- Exercise brief
Select and reproduce each line of the listing below that bears the string "type".

- Source records

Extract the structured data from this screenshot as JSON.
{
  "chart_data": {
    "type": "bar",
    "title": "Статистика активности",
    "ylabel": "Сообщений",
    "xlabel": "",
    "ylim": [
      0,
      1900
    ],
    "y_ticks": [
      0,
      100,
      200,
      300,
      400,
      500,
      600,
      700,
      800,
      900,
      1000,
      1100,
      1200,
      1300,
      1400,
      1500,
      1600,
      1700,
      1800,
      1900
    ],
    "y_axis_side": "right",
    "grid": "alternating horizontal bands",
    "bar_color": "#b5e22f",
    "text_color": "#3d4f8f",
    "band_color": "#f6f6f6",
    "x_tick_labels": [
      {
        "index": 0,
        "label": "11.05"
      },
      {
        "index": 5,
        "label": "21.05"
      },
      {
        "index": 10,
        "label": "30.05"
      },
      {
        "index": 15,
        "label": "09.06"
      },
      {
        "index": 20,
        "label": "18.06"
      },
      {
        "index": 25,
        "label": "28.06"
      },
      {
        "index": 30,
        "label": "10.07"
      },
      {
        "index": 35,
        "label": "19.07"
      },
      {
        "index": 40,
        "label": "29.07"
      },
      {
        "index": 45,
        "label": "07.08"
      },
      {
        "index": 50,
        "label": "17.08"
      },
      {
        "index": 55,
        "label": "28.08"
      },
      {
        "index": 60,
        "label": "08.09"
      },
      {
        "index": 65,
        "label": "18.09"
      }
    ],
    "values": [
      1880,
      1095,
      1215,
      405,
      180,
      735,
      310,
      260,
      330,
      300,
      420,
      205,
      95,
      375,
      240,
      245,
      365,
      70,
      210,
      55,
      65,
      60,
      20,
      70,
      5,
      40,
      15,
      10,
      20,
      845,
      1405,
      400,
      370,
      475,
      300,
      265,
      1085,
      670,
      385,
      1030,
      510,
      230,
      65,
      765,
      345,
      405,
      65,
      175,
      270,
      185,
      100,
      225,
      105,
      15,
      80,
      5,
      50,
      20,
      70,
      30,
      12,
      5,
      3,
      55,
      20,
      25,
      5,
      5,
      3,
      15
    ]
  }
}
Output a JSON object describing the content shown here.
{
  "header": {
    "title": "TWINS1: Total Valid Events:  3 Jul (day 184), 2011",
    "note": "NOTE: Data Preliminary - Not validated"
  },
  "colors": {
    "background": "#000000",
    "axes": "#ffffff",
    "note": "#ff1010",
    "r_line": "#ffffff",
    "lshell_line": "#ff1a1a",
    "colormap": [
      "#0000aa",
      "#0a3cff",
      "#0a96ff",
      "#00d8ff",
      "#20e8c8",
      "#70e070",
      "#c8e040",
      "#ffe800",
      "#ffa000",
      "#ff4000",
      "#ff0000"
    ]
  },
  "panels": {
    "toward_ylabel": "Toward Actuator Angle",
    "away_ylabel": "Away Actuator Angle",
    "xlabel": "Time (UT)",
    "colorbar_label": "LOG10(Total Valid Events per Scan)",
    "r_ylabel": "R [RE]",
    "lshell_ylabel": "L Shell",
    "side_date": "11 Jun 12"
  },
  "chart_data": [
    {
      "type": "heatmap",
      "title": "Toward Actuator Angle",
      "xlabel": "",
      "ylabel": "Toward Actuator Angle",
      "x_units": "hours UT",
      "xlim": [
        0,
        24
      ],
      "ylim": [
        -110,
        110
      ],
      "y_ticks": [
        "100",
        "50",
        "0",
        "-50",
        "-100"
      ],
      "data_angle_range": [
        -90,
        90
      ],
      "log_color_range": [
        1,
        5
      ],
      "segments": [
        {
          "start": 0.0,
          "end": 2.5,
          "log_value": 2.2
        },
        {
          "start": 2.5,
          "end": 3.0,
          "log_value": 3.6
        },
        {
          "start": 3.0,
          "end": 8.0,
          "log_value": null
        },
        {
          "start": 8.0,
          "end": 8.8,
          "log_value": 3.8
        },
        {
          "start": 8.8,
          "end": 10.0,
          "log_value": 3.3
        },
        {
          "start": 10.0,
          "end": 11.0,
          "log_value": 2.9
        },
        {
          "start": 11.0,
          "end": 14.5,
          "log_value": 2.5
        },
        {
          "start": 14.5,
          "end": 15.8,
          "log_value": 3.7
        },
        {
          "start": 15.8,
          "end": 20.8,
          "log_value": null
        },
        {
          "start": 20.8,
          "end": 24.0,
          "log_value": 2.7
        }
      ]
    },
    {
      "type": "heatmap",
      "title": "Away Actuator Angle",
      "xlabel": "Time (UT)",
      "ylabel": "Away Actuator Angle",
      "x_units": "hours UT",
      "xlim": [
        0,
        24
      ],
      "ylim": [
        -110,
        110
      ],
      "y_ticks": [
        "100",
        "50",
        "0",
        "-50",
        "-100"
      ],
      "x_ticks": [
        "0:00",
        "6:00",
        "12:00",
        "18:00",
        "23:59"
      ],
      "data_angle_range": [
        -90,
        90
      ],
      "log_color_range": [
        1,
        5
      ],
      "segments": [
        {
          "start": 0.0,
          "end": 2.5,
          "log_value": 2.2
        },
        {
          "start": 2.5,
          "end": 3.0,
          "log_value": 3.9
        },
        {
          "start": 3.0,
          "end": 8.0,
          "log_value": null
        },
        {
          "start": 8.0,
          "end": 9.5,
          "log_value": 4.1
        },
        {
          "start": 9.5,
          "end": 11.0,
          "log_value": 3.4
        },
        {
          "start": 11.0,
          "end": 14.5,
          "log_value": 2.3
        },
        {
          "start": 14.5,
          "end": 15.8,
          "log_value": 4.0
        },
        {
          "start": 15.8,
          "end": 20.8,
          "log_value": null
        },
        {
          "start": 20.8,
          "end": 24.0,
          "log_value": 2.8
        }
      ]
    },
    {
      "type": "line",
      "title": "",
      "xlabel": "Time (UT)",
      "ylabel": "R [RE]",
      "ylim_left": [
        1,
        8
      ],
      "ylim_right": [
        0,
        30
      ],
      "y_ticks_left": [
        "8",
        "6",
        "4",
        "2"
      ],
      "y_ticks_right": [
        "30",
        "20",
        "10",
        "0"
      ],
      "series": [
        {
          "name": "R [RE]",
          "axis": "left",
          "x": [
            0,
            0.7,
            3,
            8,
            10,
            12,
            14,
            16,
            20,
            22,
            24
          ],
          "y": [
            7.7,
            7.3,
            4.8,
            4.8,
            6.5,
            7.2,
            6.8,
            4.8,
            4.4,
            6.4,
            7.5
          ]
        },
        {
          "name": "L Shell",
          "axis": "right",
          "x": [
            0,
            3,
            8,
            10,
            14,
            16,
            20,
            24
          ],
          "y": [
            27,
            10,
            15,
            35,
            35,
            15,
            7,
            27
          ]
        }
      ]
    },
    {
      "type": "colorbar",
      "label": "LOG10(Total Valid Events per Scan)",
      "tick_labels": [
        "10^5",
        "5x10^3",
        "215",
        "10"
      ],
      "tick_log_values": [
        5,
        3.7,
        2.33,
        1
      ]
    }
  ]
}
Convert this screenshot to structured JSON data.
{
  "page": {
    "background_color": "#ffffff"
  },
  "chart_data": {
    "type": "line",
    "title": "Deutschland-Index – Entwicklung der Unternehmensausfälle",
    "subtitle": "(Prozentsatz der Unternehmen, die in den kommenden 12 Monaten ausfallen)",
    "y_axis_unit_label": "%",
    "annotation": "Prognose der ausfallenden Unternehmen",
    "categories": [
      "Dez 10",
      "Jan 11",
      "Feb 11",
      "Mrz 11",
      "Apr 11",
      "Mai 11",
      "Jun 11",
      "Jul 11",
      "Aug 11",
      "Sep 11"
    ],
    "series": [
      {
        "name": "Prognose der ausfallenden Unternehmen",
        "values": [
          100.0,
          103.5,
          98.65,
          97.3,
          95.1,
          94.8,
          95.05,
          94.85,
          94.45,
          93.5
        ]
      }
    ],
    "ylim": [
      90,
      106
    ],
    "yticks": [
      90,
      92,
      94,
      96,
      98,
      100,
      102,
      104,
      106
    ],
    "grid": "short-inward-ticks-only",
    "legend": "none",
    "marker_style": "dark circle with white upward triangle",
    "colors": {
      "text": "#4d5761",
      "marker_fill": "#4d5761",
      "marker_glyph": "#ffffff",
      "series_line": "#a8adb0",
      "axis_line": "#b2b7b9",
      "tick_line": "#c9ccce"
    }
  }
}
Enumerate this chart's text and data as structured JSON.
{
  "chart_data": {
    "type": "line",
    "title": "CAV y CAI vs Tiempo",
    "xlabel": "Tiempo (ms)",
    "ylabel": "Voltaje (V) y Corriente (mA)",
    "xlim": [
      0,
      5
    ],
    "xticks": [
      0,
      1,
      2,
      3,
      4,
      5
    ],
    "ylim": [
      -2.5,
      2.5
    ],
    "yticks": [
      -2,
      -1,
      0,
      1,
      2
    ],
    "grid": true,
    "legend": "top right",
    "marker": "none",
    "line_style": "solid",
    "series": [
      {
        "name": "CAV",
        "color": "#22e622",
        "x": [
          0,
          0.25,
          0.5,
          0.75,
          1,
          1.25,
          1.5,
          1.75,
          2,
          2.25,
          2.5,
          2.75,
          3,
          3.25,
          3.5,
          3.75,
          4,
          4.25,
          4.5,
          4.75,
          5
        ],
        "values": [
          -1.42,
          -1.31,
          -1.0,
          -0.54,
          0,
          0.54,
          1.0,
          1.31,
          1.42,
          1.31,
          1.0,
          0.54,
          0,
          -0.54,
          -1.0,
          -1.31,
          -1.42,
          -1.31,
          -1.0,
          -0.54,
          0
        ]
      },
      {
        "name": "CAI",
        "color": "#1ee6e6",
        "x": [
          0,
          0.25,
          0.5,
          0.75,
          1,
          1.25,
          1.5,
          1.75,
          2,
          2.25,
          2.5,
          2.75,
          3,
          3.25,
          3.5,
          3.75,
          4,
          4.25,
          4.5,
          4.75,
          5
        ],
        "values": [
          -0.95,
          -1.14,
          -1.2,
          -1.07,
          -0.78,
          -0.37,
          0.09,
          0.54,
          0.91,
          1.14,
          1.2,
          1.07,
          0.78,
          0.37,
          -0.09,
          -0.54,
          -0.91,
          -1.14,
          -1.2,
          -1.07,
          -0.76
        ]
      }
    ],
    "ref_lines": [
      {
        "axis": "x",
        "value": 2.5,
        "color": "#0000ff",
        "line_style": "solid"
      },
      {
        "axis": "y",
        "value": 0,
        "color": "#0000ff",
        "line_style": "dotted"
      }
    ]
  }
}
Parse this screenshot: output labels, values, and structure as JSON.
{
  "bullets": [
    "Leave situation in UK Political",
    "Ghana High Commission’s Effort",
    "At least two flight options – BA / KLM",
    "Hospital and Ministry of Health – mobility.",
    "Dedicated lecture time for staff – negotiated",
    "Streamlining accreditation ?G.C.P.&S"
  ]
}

- Exercise result
    "type": "bar",
      "type": "heatmap",
      "type": "heatmap",
      "type": "line",
      "type": "colorbar",
    "type": "line",
    "type": "line",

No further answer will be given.